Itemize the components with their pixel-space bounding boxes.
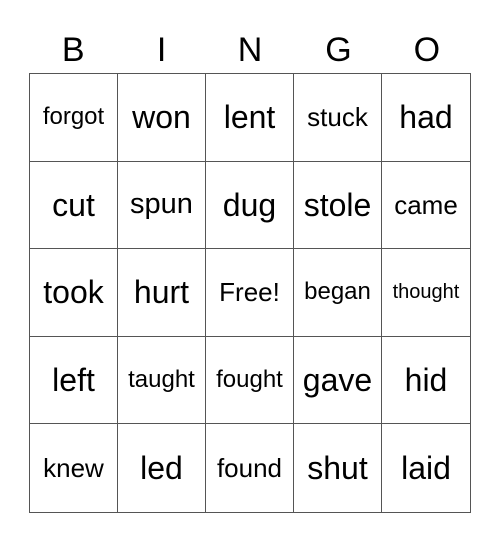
free-space-cell[interactable]: Free! [206,249,294,337]
bingo-cell[interactable]: hurt [118,249,206,337]
bingo-cell[interactable]: had [382,74,470,162]
bingo-cell[interactable]: came [382,162,470,250]
bingo-cell[interactable]: forgot [30,74,118,162]
header-letter-o: O [413,31,441,69]
bingo-cell[interactable]: took [30,249,118,337]
bingo-card-grid: forgot won lent stuck had cut spun dug stole came… [29,73,471,513]
bingo-header: B I N G O [29,28,471,72]
bingo-cell[interactable]: fought [206,336,294,425]
bingo-cell[interactable]: taught [118,336,206,425]
header-letter-n: N [237,31,263,69]
header-letter-i: I [156,31,167,69]
bingo-cell[interactable]: lent [206,74,294,162]
bingo-cell[interactable]: knew [30,424,118,512]
bingo-cell[interactable]: dug [206,161,294,250]
bingo-cell[interactable]: cut [30,161,118,250]
bingo-cell[interactable]: thought [382,249,470,337]
header-letter-b: B [61,31,85,69]
bingo-cell[interactable]: won [118,74,206,162]
bingo-cell[interactable]: stole [294,161,382,250]
bingo-cell[interactable]: stuck [294,74,382,162]
bingo-cell[interactable]: began [294,249,382,337]
bingo-cell[interactable]: gave [294,336,382,425]
bingo-cell[interactable]: shut [294,424,382,512]
bingo-cell[interactable]: spun [118,161,206,250]
bingo-cell[interactable]: laid [382,424,470,512]
bingo-cell[interactable]: hid [382,337,470,425]
bingo-cell[interactable]: left [30,336,118,425]
header-letter-g: G [325,31,352,69]
bingo-cell[interactable]: led [118,424,206,512]
bingo-cell[interactable]: found [206,424,294,512]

---+---

Can you copy every line of the entries above word for word, leaving out the picture markers?

Itemize the components with their pixel-space bounding boxes.
free-space-cell[interactable]: Free! [206,249,294,337]
bingo-cell[interactable]: hurt [118,249,206,337]
bingo-cell[interactable]: had [382,74,470,162]
bingo-cell[interactable]: came [382,162,470,250]
bingo-cell[interactable]: forgot [30,74,118,162]
header-letter-o: O [413,31,441,69]
bingo-cell[interactable]: took [30,249,118,337]
bingo-card-grid: forgot won lent stuck had cut spun dug stole came… [29,73,471,513]
bingo-header: B I N G O [29,28,471,72]
bingo-cell[interactable]: fought [206,336,294,425]
bingo-cell[interactable]: taught [118,336,206,425]
header-letter-n: N [237,31,263,69]
header-letter-i: I [156,31,167,69]
bingo-cell[interactable]: lent [206,74,294,162]
bingo-cell[interactable]: knew [30,424,118,512]
bingo-cell[interactable]: dug [206,161,294,250]
bingo-cell[interactable]: cut [30,161,118,250]
bingo-cell[interactable]: thought [382,249,470,337]
header-letter-b: B [61,31,85,69]
bingo-cell[interactable]: won [118,74,206,162]
bingo-cell[interactable]: stole [294,161,382,250]
bingo-cell[interactable]: stuck [294,74,382,162]
bingo-cell[interactable]: began [294,249,382,337]
bingo-cell[interactable]: gave [294,336,382,425]
bingo-cell[interactable]: shut [294,424,382,512]
bingo-cell[interactable]: spun [118,161,206,250]
bingo-cell[interactable]: laid [382,424,470,512]
bingo-cell[interactable]: hid [382,337,470,425]
bingo-cell[interactable]: left [30,336,118,425]
header-letter-g: G [325,31,352,69]
bingo-cell[interactable]: led [118,424,206,512]
bingo-cell[interactable]: found [206,424,294,512]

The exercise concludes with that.